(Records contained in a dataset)

** BEGIN **

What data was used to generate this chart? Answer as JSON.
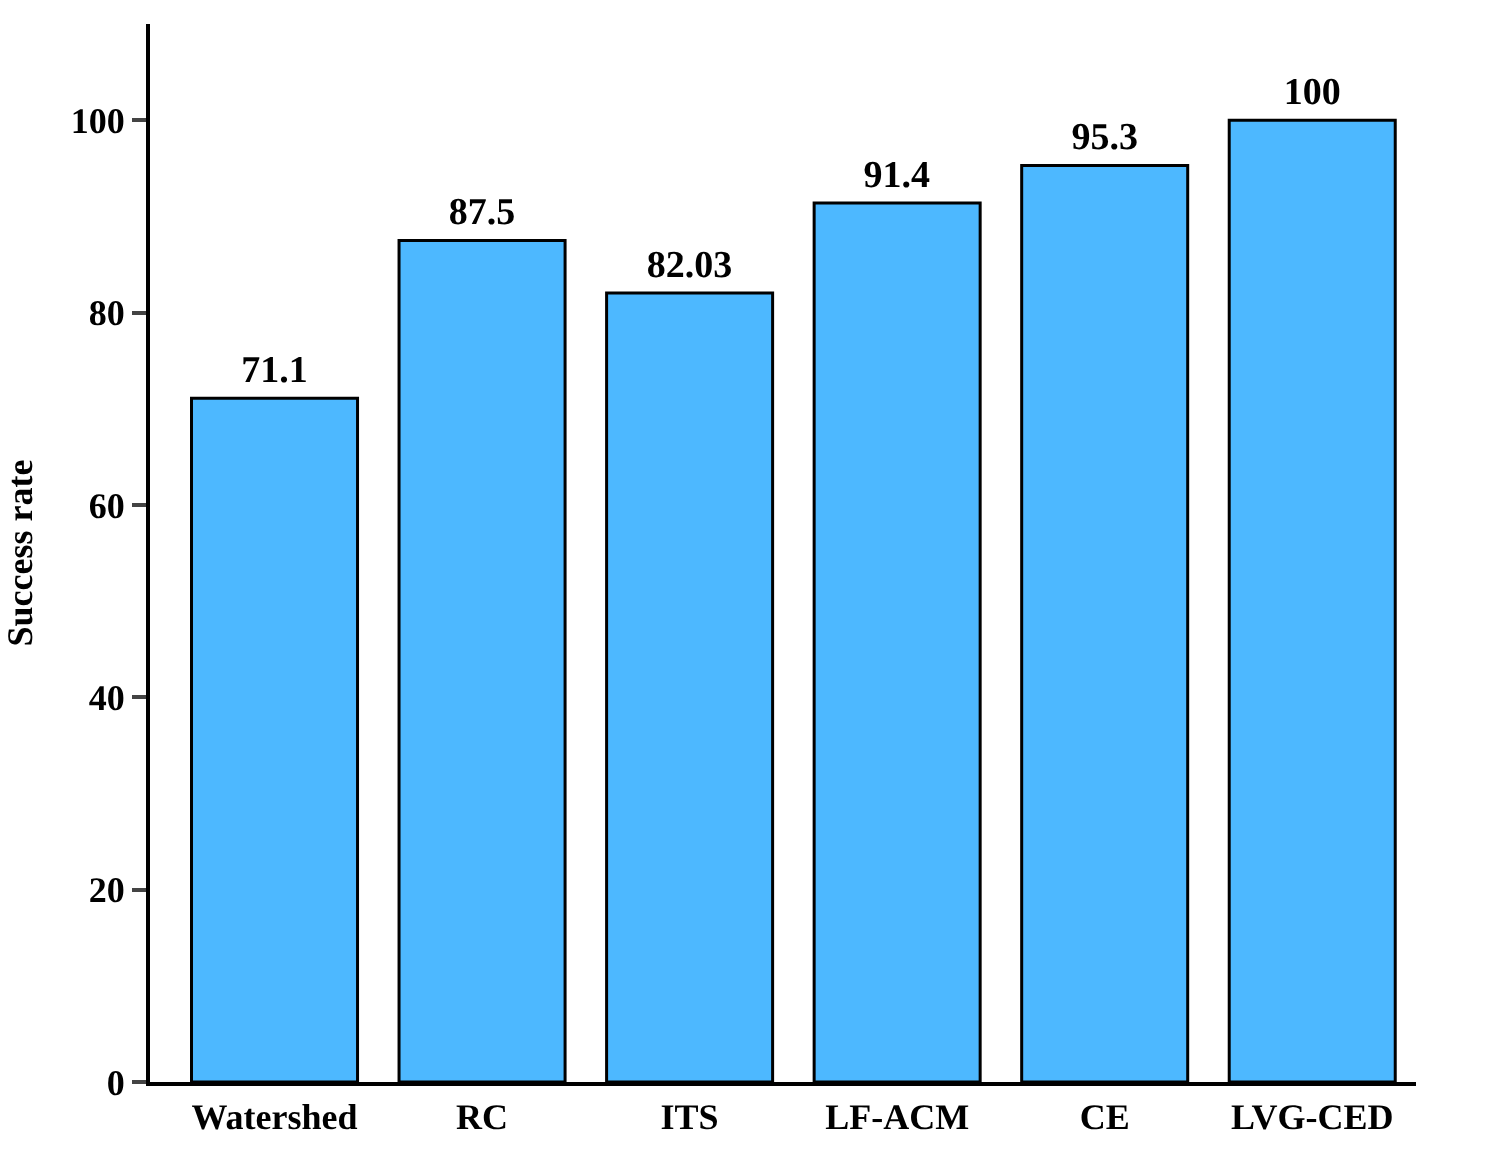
{
  "chart_data": {
    "type": "bar",
    "ylabel": "Success rate",
    "categories": [
      "Watershed",
      "RC",
      "ITS",
      "LF-ACM",
      "CE",
      "LVG-CED"
    ],
    "values": [
      71.1,
      87.5,
      82.03,
      91.4,
      95.3,
      100
    ],
    "color": "#4db8ff",
    "ylim": [
      0,
      110
    ],
    "yticks": [
      0,
      20,
      40,
      60,
      80,
      100
    ],
    "data_labels": true,
    "grid": false
  }
}
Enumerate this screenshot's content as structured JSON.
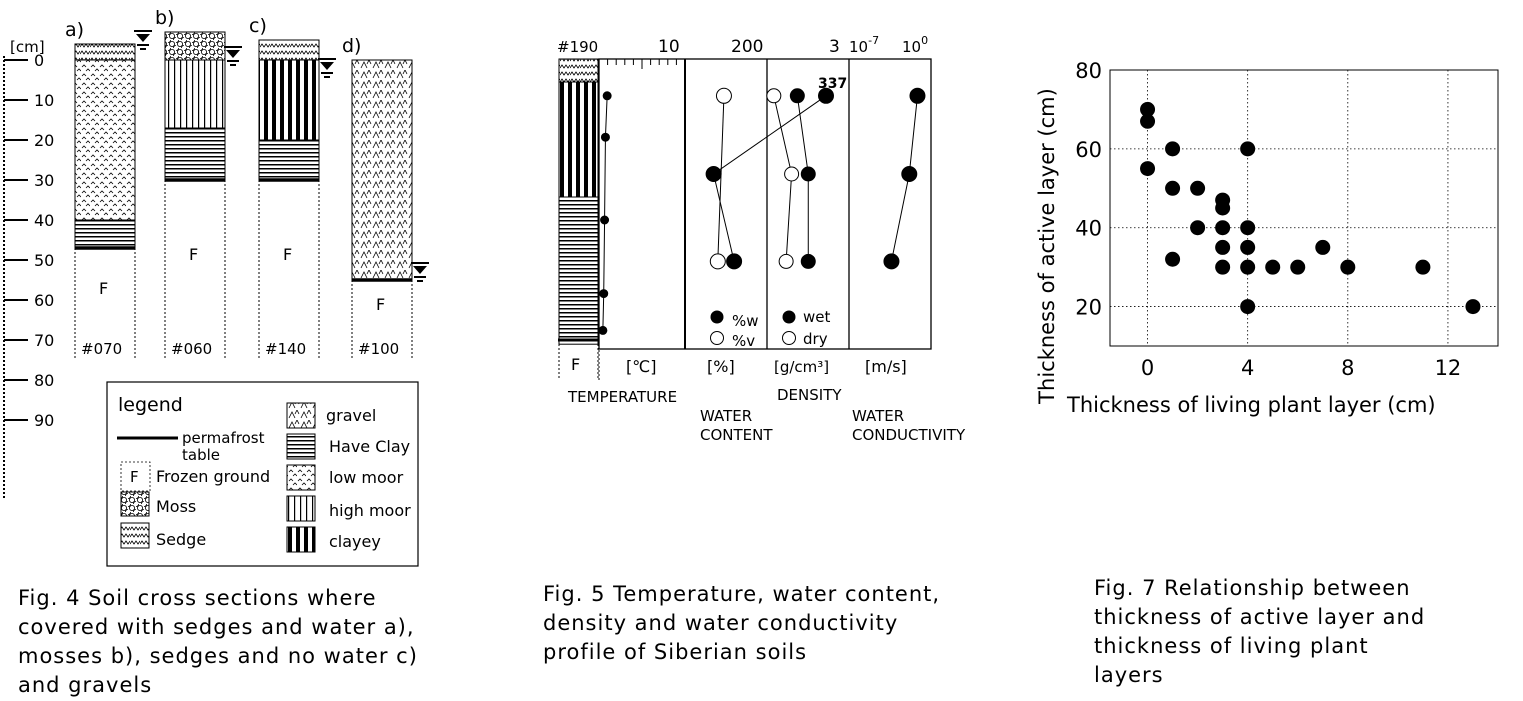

** END **

Transcribe the material exactly, keeping every word and none of the pictures.

What data was used to generate this chart? Answer as JSON.
{
  "chart_data": {
    "type": "bar",
    "ylabel": "Success rate",
    "categories": [
      "Watershed",
      "RC",
      "ITS",
      "LF-ACM",
      "CE",
      "LVG-CED"
    ],
    "values": [
      71.1,
      87.5,
      82.03,
      91.4,
      95.3,
      100
    ],
    "color": "#4db8ff",
    "ylim": [
      0,
      110
    ],
    "yticks": [
      0,
      20,
      40,
      60,
      80,
      100
    ],
    "data_labels": true,
    "grid": false
  }
}
Enumerate this screenshot's content as structured JSON.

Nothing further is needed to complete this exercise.